▸ SHORT PROBLEM:
Wherever the word "FFFFFF" appears in a line, extract that line.

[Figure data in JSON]
* Begin *
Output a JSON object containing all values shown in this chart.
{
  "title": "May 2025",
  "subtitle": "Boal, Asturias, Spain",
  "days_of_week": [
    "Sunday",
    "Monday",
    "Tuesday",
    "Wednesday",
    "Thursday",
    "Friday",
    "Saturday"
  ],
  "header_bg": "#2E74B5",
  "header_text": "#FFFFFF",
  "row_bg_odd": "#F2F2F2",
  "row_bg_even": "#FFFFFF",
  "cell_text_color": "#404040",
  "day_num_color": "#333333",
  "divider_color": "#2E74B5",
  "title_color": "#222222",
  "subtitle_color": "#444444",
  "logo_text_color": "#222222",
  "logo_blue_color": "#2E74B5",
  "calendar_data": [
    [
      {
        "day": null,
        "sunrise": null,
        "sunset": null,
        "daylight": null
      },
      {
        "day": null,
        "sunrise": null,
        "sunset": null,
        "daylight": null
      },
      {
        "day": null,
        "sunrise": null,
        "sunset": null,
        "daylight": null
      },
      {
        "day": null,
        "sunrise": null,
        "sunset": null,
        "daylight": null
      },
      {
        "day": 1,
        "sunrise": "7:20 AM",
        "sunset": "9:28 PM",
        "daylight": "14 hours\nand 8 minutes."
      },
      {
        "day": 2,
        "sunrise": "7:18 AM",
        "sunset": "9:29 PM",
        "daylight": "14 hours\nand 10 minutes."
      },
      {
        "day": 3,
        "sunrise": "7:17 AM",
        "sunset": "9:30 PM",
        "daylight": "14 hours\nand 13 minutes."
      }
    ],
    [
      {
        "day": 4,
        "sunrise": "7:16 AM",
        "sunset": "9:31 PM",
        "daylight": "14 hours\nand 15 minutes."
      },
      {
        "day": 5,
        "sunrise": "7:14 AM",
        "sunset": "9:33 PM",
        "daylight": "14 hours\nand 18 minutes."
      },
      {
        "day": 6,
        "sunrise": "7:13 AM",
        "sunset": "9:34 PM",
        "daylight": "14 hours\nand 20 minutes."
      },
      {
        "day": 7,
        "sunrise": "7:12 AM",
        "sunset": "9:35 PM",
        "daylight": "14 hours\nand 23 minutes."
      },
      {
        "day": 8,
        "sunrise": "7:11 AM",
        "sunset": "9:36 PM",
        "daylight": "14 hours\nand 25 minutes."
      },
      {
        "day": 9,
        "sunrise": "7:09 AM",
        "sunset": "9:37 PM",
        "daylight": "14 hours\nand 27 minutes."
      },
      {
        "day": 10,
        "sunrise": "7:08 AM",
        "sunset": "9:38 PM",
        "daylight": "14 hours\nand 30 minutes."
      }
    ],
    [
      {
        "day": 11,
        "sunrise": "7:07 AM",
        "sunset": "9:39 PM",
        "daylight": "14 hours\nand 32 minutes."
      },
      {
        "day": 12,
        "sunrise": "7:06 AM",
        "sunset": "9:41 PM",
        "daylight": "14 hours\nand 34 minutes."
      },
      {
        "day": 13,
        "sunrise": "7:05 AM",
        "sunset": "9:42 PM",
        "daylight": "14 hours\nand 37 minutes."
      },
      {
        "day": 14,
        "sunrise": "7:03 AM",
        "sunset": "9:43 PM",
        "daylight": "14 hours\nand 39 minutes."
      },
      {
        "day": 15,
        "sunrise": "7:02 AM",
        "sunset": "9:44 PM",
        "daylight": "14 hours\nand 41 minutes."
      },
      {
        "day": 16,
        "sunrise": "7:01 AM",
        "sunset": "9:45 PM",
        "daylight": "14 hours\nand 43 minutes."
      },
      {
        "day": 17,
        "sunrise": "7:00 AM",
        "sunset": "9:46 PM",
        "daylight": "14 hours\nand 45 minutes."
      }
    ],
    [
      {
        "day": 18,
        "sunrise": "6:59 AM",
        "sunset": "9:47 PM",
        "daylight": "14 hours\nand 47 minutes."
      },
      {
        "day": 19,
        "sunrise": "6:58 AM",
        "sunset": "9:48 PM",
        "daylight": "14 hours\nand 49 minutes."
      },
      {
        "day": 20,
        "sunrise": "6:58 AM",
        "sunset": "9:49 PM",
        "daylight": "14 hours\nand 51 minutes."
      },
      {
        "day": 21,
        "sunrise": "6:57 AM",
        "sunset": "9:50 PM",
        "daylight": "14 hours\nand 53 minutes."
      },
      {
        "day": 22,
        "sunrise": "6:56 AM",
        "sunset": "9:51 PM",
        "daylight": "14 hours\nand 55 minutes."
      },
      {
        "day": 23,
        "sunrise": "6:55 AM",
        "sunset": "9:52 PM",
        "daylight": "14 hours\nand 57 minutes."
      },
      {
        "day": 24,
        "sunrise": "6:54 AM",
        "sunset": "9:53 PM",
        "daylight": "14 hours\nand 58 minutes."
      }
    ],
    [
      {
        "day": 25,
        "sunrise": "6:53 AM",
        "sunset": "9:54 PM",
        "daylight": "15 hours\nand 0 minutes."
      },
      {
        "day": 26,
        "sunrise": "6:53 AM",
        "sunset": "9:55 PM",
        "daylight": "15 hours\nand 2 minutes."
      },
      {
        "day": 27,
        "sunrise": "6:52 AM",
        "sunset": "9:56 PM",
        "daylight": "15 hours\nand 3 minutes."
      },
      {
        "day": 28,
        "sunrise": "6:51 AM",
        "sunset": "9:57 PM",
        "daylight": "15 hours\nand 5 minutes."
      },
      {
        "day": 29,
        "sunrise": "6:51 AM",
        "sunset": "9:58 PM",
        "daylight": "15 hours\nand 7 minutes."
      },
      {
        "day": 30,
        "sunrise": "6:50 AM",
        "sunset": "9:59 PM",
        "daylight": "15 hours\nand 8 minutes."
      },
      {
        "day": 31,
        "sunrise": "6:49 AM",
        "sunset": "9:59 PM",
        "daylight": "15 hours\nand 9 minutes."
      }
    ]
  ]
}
* End *
▸ ANSWER FOR THE TASK:
  "header_text": "#FFFFFF",
  "row_bg_even": "#FFFFFF",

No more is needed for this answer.